- [Given task]:
Copy all lines in which the word "Richtlinien" can be found.

- [Source data]:
******

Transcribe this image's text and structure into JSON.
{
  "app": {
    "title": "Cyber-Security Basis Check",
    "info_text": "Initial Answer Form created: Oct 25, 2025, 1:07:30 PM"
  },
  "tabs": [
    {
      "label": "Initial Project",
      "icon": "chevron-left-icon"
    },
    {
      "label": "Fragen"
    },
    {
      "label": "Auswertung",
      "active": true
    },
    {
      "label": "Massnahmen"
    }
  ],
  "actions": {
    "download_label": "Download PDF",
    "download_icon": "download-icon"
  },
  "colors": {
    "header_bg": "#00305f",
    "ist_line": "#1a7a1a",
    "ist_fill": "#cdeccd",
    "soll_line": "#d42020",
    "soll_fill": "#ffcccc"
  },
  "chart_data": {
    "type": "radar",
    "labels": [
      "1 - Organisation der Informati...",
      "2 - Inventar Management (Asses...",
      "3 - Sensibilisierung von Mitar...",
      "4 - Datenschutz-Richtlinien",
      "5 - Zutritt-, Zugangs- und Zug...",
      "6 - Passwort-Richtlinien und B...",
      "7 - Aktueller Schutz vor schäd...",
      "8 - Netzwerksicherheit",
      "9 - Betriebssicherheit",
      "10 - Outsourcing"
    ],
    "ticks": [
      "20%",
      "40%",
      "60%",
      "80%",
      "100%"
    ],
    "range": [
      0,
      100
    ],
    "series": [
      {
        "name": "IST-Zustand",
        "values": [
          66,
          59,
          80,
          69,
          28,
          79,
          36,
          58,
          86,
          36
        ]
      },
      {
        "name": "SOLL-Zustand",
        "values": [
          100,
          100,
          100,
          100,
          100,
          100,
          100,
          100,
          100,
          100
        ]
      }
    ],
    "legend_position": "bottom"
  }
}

******

- [Right answer]:
      "4 - Datenschutz-Richtlinien",
      "6 - Passwort-Richtlinien und B...",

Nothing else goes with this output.